§ Work instruction 1
Reproduce a portion of the passage on AI-assisted development without changes, beginning at the words that contain "The horizontal versus" and stopping after "that matter least.".
§ Work instruction 2
In the passage on AI-assisted development, what size of task produced the best results, in contrast to micro-tasks?

§ Text under study
The horizontal versus vertical framing helped me understand this more clearly. When you cut a project vertically, by feature, you are forcing each agent to manage the full communication stack: API contracts, frontend flows, backend logic, data layer. Most of that surface is already highly standardized and does not require creative reasoning. You are burning context budget on the parts that matter least.
When you cut horizontally, by layer, each agent operates on a surface that has semantic coherence. Business logic is business logic. The model can reason about it as a unified problem. The interfaces between layers are stable contracts, and those can be defined and enforced independently.
This is Conway's Law applied to AI-assisted development: the way you decompose the work shapes the quality of the output, and the decomposition that works for human teams does not work for language models.
What actually works
The approach that produced the best results was also the simplest. Medium-sized tasks, not micro-tasks. Explicit contracts between components defined before generation begins. And what I started calling a code of conduct for the model: a small set of non-negotiable rules about how the output must be structured, verified explicitly at the end of every interaction, with the interaction invalidated and repeated if the rules were not followed.
This is not far from what good vibe coding looks like with proper structure. The difference is the explicitness of the rules and the verification step.
Agents in a CI/CD pipeline, handling atomic and verifiable tasks, also work well. Analyzing test logs, generating performance reports, flagging anomalies. These work because the task has clear boundaries and the output can be checked against an objective criterion. The agent is not being asked to reason about what to build. It is being asked to reason about what happened.
The pattern that emerges is consistent: AI works when the task is semantically complete, the output is verifiable, and the context budget is used on the part of the problem that requires actual reasoning. It does not work when the task is fragmented, the output is evaluated subjectively, or the context is diluted across a handoff chain.
The economic argument that nobody talks about
If you use a subscription-based coding assistant, you have effectively unlimited tokens for a fixed monthly cost. If you run the same workload through APIs at consumption pricing, you spend orders of magnitude more for a result that is comparable or marginally better.
The business case for agentic pipelines on API pricing does not close, in most scenarios. This is not a knock on the technology. It is a capital allocation problem, and it is the kind of calculation that gets skipped when people are excited about a new paradigm.
Where this leaves us
The state of the art today is closer to AI as a very capable assistant than AI as an autonomous developer. A senior engineer who knows how to use these tools well can compress days of work into hours. That is real and significant leverage. But the automation of the full development cycle, with agents operating independently across complex business logic, is not reliably achievable with current architectures on real production tasks.
The models are improving fast. Context windows have expanded dramatically. Reasoning-first architectures are showing different behavior on multi-step tasks. I am not making a claim about what will be possible in two years. I am making a claim about what is true today, based on a lot of failed experiments and a substantial compute bill.
The honest position is this: the technology is genuinely powerful, the hype around autonomous agent teams is mostly ahead of the reality, and the sweet spot is using AI as high-leverage assistance on well-defined tasks rather than as a replacement for the engineering judgment that makes those tasks coherent in the first place.
That judgment is still ours to provide.

[Bounding box prediction data]

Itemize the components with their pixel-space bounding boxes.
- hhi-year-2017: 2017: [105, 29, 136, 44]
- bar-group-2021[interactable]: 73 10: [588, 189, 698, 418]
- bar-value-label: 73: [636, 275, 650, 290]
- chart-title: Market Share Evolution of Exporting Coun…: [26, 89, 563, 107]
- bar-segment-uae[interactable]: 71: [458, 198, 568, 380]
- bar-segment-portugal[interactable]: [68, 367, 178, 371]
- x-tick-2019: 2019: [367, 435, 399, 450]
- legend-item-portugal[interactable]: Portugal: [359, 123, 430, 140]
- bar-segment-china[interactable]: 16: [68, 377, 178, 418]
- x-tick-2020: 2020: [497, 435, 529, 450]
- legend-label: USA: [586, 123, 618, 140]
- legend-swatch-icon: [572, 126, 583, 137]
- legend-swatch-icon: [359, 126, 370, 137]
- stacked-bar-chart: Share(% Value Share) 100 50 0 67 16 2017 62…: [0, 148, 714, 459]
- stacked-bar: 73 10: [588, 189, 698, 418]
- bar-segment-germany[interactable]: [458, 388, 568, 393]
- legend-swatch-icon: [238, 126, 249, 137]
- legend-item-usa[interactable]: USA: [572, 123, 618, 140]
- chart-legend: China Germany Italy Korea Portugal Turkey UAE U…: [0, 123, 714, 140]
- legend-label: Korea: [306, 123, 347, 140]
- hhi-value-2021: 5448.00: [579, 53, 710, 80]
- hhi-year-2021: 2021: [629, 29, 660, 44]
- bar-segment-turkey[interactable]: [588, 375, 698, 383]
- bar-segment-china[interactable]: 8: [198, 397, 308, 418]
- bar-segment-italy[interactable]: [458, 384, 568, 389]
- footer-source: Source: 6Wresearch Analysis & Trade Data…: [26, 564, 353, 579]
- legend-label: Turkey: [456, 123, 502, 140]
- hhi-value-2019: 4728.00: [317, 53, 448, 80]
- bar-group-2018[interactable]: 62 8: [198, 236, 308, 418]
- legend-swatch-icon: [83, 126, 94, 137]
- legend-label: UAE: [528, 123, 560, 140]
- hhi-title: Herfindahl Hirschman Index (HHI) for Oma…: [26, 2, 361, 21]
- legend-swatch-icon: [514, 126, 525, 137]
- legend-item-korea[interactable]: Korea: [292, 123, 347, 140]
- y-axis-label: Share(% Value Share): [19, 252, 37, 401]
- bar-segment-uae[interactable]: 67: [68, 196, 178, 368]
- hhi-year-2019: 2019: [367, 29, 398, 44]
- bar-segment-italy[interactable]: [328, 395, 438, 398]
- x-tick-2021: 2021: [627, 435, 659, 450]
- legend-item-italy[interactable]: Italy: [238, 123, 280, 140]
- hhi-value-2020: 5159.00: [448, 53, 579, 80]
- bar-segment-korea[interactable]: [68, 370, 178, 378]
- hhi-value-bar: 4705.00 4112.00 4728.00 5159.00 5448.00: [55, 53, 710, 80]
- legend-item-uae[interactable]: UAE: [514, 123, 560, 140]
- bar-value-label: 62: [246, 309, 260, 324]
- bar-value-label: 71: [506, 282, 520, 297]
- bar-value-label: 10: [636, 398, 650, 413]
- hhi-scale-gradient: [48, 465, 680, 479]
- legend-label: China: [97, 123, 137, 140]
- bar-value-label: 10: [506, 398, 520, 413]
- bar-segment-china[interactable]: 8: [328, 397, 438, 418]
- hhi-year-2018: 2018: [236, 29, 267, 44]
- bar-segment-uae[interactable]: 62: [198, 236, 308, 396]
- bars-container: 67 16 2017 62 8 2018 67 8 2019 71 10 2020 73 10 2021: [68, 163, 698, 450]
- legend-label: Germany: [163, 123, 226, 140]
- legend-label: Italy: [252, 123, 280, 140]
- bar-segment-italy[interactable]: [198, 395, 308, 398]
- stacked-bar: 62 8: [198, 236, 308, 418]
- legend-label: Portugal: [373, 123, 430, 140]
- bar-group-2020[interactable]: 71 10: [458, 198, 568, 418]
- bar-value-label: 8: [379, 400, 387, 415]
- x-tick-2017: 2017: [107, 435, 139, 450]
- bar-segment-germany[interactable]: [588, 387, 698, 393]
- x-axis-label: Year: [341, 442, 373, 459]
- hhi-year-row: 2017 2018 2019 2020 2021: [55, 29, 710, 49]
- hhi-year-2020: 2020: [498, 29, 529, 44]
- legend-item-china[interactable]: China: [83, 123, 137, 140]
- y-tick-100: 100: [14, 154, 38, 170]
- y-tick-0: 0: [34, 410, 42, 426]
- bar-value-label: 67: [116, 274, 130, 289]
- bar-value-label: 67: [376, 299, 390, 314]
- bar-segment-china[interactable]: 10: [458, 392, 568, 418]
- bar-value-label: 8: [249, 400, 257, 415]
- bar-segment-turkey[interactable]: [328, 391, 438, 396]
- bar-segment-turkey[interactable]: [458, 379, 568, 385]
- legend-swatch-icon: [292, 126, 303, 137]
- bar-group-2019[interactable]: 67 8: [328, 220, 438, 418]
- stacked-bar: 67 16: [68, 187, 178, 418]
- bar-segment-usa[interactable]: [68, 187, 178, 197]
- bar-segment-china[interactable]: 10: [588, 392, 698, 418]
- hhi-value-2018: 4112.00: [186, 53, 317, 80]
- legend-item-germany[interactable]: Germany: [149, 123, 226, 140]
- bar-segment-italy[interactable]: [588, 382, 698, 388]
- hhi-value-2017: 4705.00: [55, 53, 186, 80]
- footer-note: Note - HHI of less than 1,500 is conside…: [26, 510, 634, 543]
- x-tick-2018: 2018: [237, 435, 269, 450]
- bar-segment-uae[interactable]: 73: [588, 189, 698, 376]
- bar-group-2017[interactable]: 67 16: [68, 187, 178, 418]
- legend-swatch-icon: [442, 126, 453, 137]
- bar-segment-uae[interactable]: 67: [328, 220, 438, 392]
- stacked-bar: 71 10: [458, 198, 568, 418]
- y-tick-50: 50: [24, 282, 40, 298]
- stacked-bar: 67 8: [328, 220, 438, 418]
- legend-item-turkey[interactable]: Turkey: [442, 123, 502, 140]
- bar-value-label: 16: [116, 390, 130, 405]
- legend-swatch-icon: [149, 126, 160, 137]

§ Exercise result 1
The horizontal versus vertical framing helped me understand this more clearly. When you cut a project vertically, by feature, you are forcing each agent to manage the full communication stack: API contracts, frontend flows, backend logic, data layer. Most of that surface is already highly standardized and does not require creative reasoning. You are burning context budget on the parts that matter least.

§ Exercise result 2
Medium-sized tasks.